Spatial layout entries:
════════════════
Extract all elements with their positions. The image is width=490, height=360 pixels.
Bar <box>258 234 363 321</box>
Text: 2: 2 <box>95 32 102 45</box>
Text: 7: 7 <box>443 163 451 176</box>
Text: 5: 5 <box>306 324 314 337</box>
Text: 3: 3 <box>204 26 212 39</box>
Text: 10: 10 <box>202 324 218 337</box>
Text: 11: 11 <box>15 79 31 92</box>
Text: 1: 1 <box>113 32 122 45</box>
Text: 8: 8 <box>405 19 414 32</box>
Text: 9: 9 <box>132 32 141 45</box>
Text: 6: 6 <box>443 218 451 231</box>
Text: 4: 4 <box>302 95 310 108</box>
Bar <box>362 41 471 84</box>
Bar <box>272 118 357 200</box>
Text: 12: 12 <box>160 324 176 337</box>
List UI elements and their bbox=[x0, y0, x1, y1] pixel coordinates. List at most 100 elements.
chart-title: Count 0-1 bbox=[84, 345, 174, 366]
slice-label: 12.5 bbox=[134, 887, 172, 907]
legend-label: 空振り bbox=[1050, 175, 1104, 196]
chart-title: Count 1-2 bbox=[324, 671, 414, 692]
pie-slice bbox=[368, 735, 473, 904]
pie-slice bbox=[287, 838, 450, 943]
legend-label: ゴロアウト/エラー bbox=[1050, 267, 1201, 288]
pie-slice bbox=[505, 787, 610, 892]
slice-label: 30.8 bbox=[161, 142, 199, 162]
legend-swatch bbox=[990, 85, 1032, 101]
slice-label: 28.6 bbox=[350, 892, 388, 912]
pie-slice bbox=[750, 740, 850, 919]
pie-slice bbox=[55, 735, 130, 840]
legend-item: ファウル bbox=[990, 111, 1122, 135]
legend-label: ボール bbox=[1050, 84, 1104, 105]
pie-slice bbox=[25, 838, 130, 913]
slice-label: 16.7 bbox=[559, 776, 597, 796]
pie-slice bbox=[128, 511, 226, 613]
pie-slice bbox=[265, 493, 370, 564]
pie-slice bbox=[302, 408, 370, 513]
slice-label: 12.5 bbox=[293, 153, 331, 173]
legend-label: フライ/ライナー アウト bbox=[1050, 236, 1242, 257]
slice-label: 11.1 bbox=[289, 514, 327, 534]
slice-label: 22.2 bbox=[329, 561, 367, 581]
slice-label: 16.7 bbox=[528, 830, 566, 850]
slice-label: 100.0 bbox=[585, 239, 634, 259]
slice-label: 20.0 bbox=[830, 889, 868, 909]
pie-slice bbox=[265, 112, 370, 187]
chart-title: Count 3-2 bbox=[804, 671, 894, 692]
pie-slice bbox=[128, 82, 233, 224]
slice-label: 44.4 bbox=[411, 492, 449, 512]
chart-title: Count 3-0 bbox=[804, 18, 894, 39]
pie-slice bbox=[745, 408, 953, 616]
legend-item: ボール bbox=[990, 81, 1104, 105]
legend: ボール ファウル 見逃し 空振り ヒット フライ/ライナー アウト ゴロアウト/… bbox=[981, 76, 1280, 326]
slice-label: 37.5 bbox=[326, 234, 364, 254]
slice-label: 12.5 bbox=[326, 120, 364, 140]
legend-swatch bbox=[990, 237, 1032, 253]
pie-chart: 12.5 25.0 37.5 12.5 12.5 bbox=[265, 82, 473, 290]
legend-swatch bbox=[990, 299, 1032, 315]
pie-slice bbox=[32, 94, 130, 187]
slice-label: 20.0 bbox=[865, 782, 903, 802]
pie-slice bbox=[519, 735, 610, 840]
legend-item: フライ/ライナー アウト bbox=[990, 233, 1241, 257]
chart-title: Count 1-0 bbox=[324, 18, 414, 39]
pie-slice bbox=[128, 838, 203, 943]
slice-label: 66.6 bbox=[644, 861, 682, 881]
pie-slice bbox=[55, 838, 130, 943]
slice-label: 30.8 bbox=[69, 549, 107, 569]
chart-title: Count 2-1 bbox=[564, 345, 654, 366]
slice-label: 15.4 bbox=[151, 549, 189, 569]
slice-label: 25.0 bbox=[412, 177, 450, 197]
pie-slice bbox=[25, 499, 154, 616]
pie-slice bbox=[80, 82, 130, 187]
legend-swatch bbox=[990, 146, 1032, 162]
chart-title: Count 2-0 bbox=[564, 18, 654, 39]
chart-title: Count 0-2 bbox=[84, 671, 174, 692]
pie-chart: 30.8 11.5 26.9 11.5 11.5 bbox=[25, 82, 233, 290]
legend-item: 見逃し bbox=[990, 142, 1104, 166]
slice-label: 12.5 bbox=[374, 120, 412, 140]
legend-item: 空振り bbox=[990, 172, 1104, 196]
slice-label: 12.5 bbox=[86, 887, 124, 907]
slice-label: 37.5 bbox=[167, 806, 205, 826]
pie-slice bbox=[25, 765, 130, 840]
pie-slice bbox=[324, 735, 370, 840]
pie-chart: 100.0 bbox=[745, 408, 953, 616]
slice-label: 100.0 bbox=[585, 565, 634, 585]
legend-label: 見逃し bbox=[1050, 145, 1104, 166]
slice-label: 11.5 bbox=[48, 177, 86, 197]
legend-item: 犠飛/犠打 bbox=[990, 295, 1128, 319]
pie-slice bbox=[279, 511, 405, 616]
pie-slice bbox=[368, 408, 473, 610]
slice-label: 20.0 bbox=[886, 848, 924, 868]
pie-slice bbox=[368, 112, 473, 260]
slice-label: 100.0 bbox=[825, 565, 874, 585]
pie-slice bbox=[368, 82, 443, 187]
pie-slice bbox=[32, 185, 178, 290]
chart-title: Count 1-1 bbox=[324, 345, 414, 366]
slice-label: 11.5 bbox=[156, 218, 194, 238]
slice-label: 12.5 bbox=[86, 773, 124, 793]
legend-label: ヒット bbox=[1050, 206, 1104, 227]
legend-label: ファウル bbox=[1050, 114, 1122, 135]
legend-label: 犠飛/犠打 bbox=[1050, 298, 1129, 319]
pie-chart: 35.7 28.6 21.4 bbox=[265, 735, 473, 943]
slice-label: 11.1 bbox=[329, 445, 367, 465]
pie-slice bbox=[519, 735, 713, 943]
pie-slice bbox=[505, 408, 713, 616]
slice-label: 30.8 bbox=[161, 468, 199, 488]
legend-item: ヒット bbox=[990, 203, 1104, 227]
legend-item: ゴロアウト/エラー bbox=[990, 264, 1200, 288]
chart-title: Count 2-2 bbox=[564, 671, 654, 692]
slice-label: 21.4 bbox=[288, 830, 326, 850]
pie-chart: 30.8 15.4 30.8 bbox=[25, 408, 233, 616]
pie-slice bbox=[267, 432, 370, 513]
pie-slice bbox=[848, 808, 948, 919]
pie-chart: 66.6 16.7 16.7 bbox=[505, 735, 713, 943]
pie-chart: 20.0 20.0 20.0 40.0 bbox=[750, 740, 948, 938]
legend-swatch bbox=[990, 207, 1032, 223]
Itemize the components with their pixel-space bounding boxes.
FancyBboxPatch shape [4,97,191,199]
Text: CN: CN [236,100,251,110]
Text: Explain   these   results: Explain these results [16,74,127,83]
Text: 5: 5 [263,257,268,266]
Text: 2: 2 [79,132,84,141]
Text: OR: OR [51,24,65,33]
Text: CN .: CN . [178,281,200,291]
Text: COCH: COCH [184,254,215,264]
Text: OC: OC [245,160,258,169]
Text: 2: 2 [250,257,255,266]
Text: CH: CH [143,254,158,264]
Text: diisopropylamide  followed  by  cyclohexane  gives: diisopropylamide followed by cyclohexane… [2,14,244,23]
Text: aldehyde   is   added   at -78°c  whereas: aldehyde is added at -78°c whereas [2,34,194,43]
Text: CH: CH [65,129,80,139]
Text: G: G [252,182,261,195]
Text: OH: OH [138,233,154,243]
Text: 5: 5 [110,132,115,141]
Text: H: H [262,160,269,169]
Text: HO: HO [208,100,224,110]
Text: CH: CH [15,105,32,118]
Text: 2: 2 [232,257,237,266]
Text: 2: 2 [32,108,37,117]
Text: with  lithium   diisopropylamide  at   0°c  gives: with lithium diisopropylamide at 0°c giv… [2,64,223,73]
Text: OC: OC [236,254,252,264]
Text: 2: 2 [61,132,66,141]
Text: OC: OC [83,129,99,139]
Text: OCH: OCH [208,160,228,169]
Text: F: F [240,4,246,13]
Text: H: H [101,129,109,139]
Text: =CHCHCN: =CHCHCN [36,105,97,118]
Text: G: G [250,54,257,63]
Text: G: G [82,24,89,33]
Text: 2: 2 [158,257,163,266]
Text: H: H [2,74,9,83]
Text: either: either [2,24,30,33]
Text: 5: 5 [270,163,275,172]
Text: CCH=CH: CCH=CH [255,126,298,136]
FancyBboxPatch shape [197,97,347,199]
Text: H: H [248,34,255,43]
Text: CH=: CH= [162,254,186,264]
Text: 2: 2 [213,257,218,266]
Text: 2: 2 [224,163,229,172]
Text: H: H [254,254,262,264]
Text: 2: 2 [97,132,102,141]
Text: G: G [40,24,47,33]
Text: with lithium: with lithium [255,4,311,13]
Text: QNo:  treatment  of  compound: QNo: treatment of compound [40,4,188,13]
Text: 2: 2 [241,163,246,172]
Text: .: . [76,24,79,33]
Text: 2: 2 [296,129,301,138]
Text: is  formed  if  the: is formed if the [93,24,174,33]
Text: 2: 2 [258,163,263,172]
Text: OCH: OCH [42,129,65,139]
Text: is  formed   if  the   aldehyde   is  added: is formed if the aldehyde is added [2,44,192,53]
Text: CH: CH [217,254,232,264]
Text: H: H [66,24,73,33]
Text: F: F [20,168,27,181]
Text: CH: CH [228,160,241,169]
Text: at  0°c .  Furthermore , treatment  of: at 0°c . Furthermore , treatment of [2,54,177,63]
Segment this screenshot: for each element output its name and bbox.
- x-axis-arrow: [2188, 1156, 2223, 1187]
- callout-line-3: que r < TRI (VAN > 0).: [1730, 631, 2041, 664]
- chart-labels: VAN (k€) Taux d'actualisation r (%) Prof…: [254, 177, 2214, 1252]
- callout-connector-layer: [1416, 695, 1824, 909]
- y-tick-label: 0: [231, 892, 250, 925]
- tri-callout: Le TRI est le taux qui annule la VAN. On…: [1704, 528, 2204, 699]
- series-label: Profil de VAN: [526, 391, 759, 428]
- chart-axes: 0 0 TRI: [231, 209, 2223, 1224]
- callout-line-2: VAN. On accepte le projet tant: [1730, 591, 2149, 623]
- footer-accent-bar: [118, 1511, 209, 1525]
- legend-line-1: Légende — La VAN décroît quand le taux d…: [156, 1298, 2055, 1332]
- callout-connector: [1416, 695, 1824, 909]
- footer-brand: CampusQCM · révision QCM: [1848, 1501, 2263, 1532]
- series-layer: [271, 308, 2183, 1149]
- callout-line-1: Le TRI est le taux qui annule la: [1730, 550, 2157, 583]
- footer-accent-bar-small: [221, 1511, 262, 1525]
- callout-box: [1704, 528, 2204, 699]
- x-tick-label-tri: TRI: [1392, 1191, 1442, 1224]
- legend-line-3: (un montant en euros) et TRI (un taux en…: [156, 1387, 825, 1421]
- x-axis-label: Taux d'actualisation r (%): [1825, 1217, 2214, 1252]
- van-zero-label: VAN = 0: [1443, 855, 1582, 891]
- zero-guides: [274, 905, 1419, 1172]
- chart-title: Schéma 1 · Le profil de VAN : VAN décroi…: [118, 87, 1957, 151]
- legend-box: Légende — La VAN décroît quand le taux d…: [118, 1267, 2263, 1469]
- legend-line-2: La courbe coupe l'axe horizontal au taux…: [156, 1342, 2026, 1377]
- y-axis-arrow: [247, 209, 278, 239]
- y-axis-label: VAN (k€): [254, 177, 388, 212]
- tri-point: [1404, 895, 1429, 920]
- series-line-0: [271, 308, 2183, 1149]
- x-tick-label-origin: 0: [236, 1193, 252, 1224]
════════════════
Goal: Reproduce word for word every line from the first one through the line containing "legend-item: ボール bbox=[990, 81, 1104, 105]", with both ends included.

Output of the exercise:
Extract all elements with their positions. The image is width=490, height=360 pixels.
Bar <box>258 234 363 321</box>
Text: 2: 2 <box>95 32 102 45</box>
Text: 7: 7 <box>443 163 451 176</box>
Text: 5: 5 <box>306 324 314 337</box>
Text: 3: 3 <box>204 26 212 39</box>
Text: 10: 10 <box>202 324 218 337</box>
Text: 11: 11 <box>15 79 31 92</box>
Text: 1: 1 <box>113 32 122 45</box>
Text: 8: 8 <box>405 19 414 32</box>
Text: 9: 9 <box>132 32 141 45</box>
Text: 6: 6 <box>443 218 451 231</box>
Text: 4: 4 <box>302 95 310 108</box>
Bar <box>362 41 471 84</box>
Bar <box>272 118 357 200</box>
Text: 12: 12 <box>160 324 176 337</box>
List UI elements and their bbox=[x0, y0, x1, y1] pixel coordinates. List at most 100 elements.
chart-title: Count 0-1 bbox=[84, 345, 174, 366]
slice-label: 12.5 bbox=[134, 887, 172, 907]
legend-label: 空振り bbox=[1050, 175, 1104, 196]
chart-title: Count 1-2 bbox=[324, 671, 414, 692]
pie-slice bbox=[368, 735, 473, 904]
pie-slice bbox=[287, 838, 450, 943]
legend-label: ゴロアウト/エラー bbox=[1050, 267, 1201, 288]
pie-slice bbox=[505, 787, 610, 892]
slice-label: 30.8 bbox=[161, 142, 199, 162]
legend-swatch bbox=[990, 85, 1032, 101]
slice-label: 28.6 bbox=[350, 892, 388, 912]
pie-slice bbox=[750, 740, 850, 919]
pie-slice bbox=[55, 735, 130, 840]
legend-item: ファウル bbox=[990, 111, 1122, 135]
legend-label: ボール bbox=[1050, 84, 1104, 105]
pie-slice bbox=[25, 838, 130, 913]
slice-label: 16.7 bbox=[559, 776, 597, 796]
pie-slice bbox=[128, 511, 226, 613]
pie-slice bbox=[265, 493, 370, 564]
pie-slice bbox=[302, 408, 370, 513]
slice-label: 12.5 bbox=[293, 153, 331, 173]
legend-label: フライ/ライナー アウト bbox=[1050, 236, 1242, 257]
slice-label: 11.1 bbox=[289, 514, 327, 534]
slice-label: 22.2 bbox=[329, 561, 367, 581]
slice-label: 16.7 bbox=[528, 830, 566, 850]
slice-label: 100.0 bbox=[585, 239, 634, 259]
slice-label: 20.0 bbox=[830, 889, 868, 909]
pie-slice bbox=[265, 112, 370, 187]
chart-title: Count 3-2 bbox=[804, 671, 894, 692]
pie-slice bbox=[128, 82, 233, 224]
slice-label: 44.4 bbox=[411, 492, 449, 512]
chart-title: Count 3-0 bbox=[804, 18, 894, 39]
pie-slice bbox=[745, 408, 953, 616]
legend-item: ボール bbox=[990, 81, 1104, 105]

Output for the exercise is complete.